■ RECORDS FOR THE EXERCISE ■
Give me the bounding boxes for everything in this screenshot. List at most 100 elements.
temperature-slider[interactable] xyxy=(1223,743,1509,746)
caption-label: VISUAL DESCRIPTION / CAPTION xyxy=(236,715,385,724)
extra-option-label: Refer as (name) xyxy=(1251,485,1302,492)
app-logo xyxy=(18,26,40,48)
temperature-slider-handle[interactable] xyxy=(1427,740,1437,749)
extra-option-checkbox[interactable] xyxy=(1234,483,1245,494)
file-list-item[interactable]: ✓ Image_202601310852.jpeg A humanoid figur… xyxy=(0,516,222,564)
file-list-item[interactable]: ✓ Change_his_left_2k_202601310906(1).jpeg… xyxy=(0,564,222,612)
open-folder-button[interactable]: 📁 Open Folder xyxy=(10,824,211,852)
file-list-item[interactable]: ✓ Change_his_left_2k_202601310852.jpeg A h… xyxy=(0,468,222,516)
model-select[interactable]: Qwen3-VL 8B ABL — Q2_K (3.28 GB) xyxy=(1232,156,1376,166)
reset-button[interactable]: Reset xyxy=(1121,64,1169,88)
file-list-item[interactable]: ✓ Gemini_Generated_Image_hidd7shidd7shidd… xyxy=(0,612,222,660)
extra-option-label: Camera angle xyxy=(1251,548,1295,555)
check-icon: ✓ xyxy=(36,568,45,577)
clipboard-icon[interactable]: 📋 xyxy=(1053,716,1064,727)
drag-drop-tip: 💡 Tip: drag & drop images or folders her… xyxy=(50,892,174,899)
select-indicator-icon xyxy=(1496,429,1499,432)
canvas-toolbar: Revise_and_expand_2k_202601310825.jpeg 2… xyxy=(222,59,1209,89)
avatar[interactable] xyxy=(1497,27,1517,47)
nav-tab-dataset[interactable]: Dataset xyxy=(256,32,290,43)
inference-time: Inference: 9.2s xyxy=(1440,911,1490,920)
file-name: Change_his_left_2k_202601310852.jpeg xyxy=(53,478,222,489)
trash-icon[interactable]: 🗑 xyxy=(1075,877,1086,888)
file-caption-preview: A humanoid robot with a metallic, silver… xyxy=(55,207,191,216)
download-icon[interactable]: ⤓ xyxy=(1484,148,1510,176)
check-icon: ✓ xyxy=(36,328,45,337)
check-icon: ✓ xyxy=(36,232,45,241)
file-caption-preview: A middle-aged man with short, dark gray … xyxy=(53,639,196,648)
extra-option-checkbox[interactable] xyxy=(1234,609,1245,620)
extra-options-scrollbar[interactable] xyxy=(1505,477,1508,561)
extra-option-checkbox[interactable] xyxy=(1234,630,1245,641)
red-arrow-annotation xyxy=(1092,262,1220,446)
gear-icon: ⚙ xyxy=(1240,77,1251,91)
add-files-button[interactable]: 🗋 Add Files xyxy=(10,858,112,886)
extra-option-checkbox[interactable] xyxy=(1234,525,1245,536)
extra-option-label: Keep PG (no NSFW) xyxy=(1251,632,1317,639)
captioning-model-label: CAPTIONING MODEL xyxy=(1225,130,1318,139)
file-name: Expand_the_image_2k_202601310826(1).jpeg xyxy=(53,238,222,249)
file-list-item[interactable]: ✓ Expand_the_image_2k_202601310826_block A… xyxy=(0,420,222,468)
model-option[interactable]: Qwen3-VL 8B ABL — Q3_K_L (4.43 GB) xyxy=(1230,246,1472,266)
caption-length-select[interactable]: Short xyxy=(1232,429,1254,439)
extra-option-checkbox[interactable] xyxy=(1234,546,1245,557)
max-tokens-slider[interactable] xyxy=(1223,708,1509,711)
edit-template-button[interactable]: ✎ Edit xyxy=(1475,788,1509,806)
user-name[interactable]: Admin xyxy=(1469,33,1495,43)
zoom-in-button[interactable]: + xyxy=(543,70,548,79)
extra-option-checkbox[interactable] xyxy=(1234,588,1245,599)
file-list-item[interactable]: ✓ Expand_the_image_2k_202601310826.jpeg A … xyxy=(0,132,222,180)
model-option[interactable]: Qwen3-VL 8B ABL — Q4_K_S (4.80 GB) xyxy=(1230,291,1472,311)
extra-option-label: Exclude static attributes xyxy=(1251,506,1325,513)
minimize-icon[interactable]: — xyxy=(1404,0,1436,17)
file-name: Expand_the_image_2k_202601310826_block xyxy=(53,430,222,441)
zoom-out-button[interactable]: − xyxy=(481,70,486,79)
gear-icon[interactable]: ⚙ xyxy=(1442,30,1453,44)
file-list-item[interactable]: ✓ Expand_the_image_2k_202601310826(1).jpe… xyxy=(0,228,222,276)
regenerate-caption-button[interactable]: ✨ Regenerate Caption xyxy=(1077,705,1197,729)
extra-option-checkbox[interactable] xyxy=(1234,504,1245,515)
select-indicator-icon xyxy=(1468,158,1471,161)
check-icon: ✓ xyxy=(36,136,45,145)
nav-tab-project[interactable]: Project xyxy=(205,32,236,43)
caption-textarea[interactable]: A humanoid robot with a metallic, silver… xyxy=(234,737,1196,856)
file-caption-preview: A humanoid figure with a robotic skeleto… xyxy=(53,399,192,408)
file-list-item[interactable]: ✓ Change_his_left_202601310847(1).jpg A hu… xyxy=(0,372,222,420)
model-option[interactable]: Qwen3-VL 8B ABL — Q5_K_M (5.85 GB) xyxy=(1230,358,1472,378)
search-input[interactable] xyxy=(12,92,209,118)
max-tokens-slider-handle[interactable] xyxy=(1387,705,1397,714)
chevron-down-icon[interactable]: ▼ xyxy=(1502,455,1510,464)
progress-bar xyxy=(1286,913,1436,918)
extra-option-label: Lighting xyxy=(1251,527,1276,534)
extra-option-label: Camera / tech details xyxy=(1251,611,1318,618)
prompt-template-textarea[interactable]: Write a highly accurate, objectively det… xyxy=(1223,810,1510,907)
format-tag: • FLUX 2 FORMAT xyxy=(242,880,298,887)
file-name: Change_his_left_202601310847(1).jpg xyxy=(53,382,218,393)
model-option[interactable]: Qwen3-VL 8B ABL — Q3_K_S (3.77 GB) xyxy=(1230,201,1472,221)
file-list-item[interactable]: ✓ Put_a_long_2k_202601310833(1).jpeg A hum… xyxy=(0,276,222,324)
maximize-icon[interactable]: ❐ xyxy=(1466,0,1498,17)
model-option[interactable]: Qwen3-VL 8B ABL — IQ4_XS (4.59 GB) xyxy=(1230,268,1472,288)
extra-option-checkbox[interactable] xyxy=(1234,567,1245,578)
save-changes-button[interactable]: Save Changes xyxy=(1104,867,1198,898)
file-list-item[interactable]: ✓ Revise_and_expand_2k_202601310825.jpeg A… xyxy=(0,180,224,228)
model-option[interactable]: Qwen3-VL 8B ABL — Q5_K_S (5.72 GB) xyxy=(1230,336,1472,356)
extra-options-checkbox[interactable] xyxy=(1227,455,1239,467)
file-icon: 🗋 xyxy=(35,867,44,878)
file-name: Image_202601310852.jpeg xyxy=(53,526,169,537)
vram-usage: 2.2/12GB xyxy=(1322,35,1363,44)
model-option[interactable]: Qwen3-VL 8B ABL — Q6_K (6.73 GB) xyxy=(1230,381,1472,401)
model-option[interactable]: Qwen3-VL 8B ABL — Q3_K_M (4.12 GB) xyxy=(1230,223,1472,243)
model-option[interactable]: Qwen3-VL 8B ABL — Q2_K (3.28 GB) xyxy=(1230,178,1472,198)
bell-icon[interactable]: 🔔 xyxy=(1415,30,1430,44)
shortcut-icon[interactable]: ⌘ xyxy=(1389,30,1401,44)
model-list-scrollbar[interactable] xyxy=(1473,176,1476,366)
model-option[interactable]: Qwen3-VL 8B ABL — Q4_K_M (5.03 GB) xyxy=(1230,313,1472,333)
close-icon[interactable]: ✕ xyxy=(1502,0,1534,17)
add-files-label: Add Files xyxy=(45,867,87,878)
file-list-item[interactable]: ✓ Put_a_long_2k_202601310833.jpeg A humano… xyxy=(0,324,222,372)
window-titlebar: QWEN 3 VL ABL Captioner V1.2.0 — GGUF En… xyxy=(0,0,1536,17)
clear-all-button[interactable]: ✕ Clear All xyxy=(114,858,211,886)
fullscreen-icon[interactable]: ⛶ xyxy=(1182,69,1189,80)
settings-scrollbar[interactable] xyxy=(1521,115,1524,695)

■ PROBLEM TO WORK ON ■
Transcribe the listing character for character, starting at its first line and ending at the line that contains "app-logo xyxy=(18,26,40,48)", with both of those lines included.

■ FINISHED EXERCISE ■
Give me the bounding boxes for everything in this screenshot. List at most 100 elements.
temperature-slider[interactable] xyxy=(1223,743,1509,746)
caption-label: VISUAL DESCRIPTION / CAPTION xyxy=(236,715,385,724)
extra-option-label: Refer as (name) xyxy=(1251,485,1302,492)
app-logo xyxy=(18,26,40,48)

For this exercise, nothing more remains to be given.